[start INPUT RECORDS]

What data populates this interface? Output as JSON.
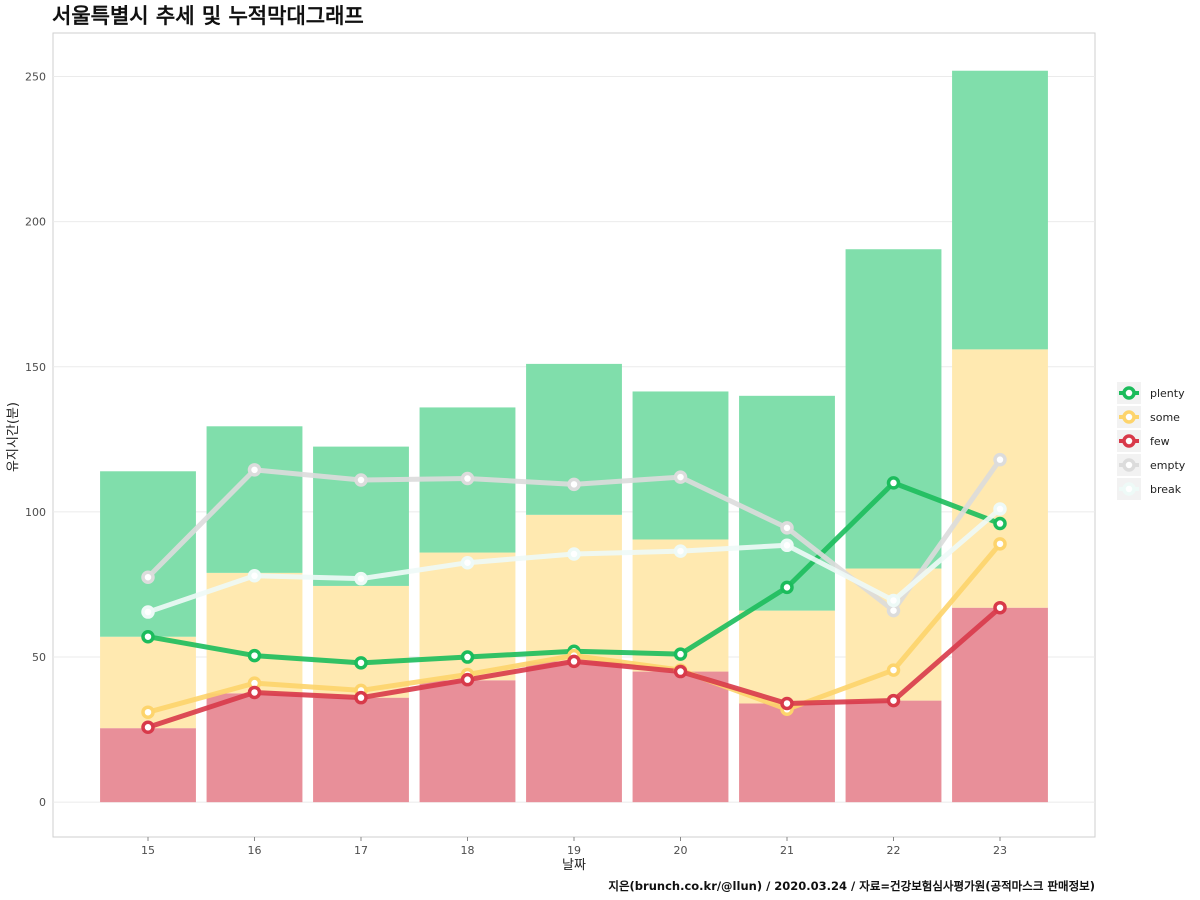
{
  "chart_data": {
    "type": "bar",
    "title": "서울특별시 추세 및 누적막대그래프",
    "xlabel": "날짜",
    "ylabel": "유지시간(분)",
    "caption": "지은(brunch.co.kr/@llun) / 2020.03.24 / 자료=건강보험심사평가원(공적마스크 판매정보)",
    "categories": [
      "15",
      "16",
      "17",
      "18",
      "19",
      "20",
      "21",
      "22",
      "23"
    ],
    "ylim": [
      -12,
      265
    ],
    "yticks": [
      0,
      50,
      100,
      150,
      200,
      250
    ],
    "grid": true,
    "legend_position": "right",
    "stack_order": [
      "few",
      "some",
      "plenty"
    ],
    "bar_series": [
      {
        "name": "few",
        "color": "#e88f99",
        "values": [
          25.5,
          37.5,
          36,
          42,
          48.5,
          45,
          34,
          35,
          67
        ]
      },
      {
        "name": "some",
        "color": "#ffe9b0",
        "values": [
          31.5,
          41.5,
          38.5,
          44,
          50.5,
          45.5,
          32,
          45.5,
          89
        ]
      },
      {
        "name": "plenty",
        "color": "#80deab",
        "values": [
          57,
          50.5,
          48,
          50,
          52,
          51,
          74,
          110,
          96
        ]
      }
    ],
    "line_series": [
      {
        "name": "plenty",
        "color": "#1cbc5c",
        "values": [
          57,
          50.5,
          48,
          50,
          52,
          51,
          74,
          110,
          96
        ]
      },
      {
        "name": "some",
        "color": "#fdd46c",
        "values": [
          31,
          41,
          38.5,
          44,
          50.5,
          45.5,
          32,
          45.5,
          89
        ]
      },
      {
        "name": "few",
        "color": "#d83a4a",
        "values": [
          25.8,
          37.8,
          36,
          42.2,
          48.5,
          45,
          34,
          35,
          67
        ]
      },
      {
        "name": "empty",
        "color": "#dcdcdc",
        "values": [
          77.5,
          114.5,
          111,
          111.5,
          109.5,
          112,
          94.5,
          66,
          118
        ]
      },
      {
        "name": "break",
        "color": "#eefaf7",
        "values": [
          65.5,
          78,
          77,
          82.5,
          85.5,
          86.5,
          88.5,
          69.5,
          101
        ]
      }
    ],
    "legend": [
      {
        "name": "plenty",
        "color": "#1cbc5c"
      },
      {
        "name": "some",
        "color": "#fdd46c"
      },
      {
        "name": "few",
        "color": "#d83a4a"
      },
      {
        "name": "empty",
        "color": "#dcdcdc"
      },
      {
        "name": "break",
        "color": "#eefaf7"
      }
    ]
  }
}
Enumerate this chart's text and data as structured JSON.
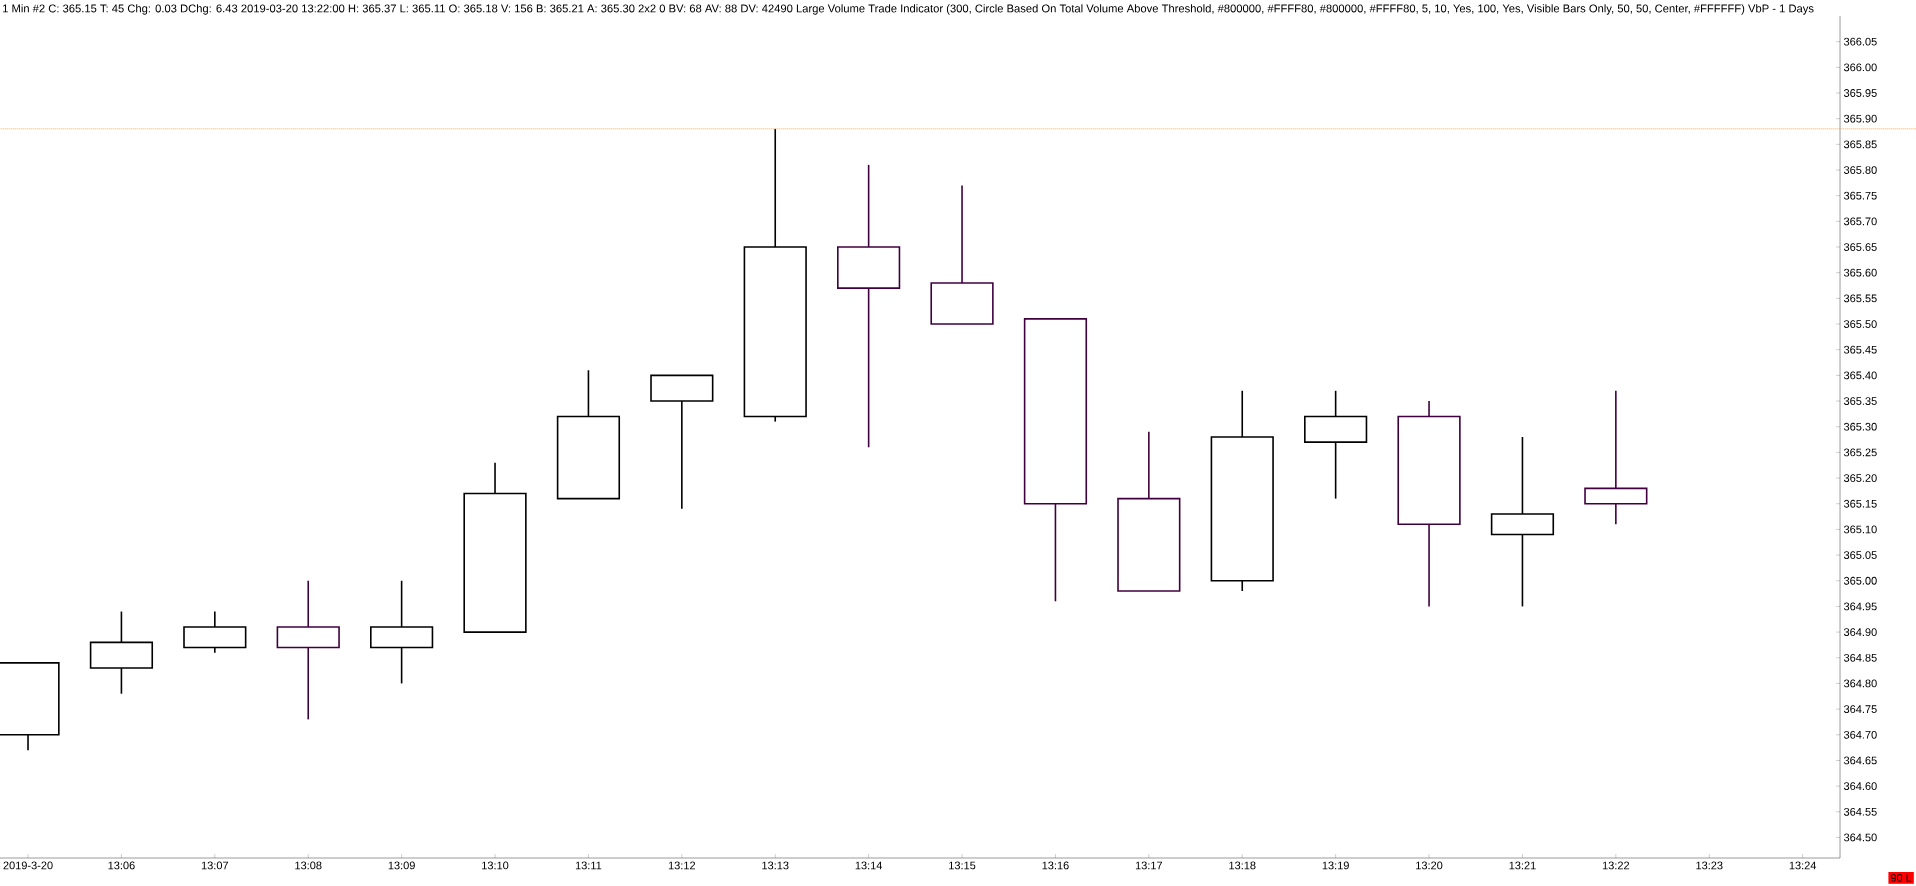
{
  "chart_data": {
    "type": "candlestick",
    "title": "1 Min   #2 C: 365.15 T: 45 Chg: 0.03 DChg: 6.43 2019-03-20 13:22:00 H: 365.37 L: 365.11 O: 365.18 V: 156 B: 365.21 A: 365.30 2x2 0 BV: 68 AV: 88 DV: 42490 Large Volume Trade Indicator  (300, Circle Based On Total Volume Above Threshold, #800000, #FFFF80, #800000, #FFFF80, 5, 10, Yes, 100, Yes, Visible Bars Only, 50, 50, Center, #FFFFFF)  VbP - 1 Days",
    "categories": [
      "2019-3-20",
      "13:06",
      "13:07",
      "13:08",
      "13:09",
      "13:10",
      "13:11",
      "13:12",
      "13:13",
      "13:14",
      "13:15",
      "13:16",
      "13:17",
      "13:18",
      "13:19",
      "13:20",
      "13:21",
      "13:22",
      "13:23",
      "13:24"
    ],
    "ohlc": [
      [
        364.7,
        364.84,
        364.67,
        364.84
      ],
      [
        364.83,
        364.94,
        364.78,
        364.88
      ],
      [
        364.87,
        364.94,
        364.86,
        364.91
      ],
      [
        364.91,
        365.0,
        364.73,
        364.87
      ],
      [
        364.87,
        365.0,
        364.8,
        364.91
      ],
      [
        364.9,
        365.23,
        364.9,
        365.17
      ],
      [
        365.16,
        365.41,
        365.16,
        365.32
      ],
      [
        365.35,
        365.4,
        365.14,
        365.4
      ],
      [
        365.32,
        365.88,
        365.31,
        365.65
      ],
      [
        365.65,
        365.81,
        365.26,
        365.57
      ],
      [
        365.58,
        365.77,
        365.5,
        365.5
      ],
      [
        365.51,
        365.51,
        364.96,
        365.15
      ],
      [
        365.16,
        365.29,
        364.98,
        364.98
      ],
      [
        365.0,
        365.37,
        364.98,
        365.28
      ],
      [
        365.27,
        365.37,
        365.16,
        365.32
      ],
      [
        365.32,
        365.35,
        364.95,
        365.11
      ],
      [
        365.09,
        365.28,
        364.95,
        365.13
      ],
      [
        365.18,
        365.37,
        365.11,
        365.15
      ],
      null,
      null
    ],
    "ylim": [
      364.46,
      366.1
    ],
    "yticks": [
      {
        "value": 364.5,
        "label": "364.50"
      },
      {
        "value": 364.55,
        "label": "364.55"
      },
      {
        "value": 364.6,
        "label": "364.60"
      },
      {
        "value": 364.65,
        "label": "364.65"
      },
      {
        "value": 364.7,
        "label": "364.70"
      },
      {
        "value": 364.75,
        "label": "364.75"
      },
      {
        "value": 364.8,
        "label": "364.80"
      },
      {
        "value": 364.85,
        "label": "364.85"
      },
      {
        "value": 364.9,
        "label": "364.90"
      },
      {
        "value": 364.95,
        "label": "364.95"
      },
      {
        "value": 365.0,
        "label": "365.00"
      },
      {
        "value": 365.05,
        "label": "365.05"
      },
      {
        "value": 365.1,
        "label": "365.10"
      },
      {
        "value": 365.15,
        "label": "365.15"
      },
      {
        "value": 365.2,
        "label": "365.20"
      },
      {
        "value": 365.25,
        "label": "365.25"
      },
      {
        "value": 365.3,
        "label": "365.30"
      },
      {
        "value": 365.35,
        "label": "365.35"
      },
      {
        "value": 365.4,
        "label": "365.40"
      },
      {
        "value": 365.45,
        "label": "365.45"
      },
      {
        "value": 365.5,
        "label": "365.50"
      },
      {
        "value": 365.55,
        "label": "365.55"
      },
      {
        "value": 365.6,
        "label": "365.60"
      },
      {
        "value": 365.65,
        "label": "365.65"
      },
      {
        "value": 365.7,
        "label": "365.70"
      },
      {
        "value": 365.75,
        "label": "365.75"
      },
      {
        "value": 365.8,
        "label": "365.80"
      },
      {
        "value": 365.85,
        "label": "365.85"
      },
      {
        "value": 365.9,
        "label": "365.90"
      },
      {
        "value": 365.95,
        "label": "365.95"
      },
      {
        "value": 366.0,
        "label": "366.00"
      },
      {
        "value": 366.05,
        "label": "366.05"
      }
    ],
    "ref_lines": [
      {
        "axis": "y",
        "value": 365.88,
        "color": "#ff8c00",
        "line_style": "dotted"
      }
    ],
    "annotations": [
      "90 L"
    ],
    "grid": false
  }
}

[end INPUT RECORDS]

*THE TASK:*
Find the lines containing "title" and pull them out.

*COMPLETE OUTPUT:*
    "title": "서울특별시 추세 및 누적막대그래프",
    "title": "1 Min   #2 C: 365.15 T: 45 Chg: 0.03 DChg: 6.43 2019-03-20 13:22:00 H: 365.37 L: 365.11 O: 365.18 V: 156 B: 365.21 A: 365.30 2x2 0 BV: 68 AV: 88 DV: 42490 Large Volume Trade Indicator  (300, Circle Based On Total Volume Above Threshold, #800000, #FFFF80, #800000, #FFFF80, 5, 10, Yes, 100, Yes, Visible Bars Only, 50, 50, Center, #FFFFFF)  VbP - 1 Days",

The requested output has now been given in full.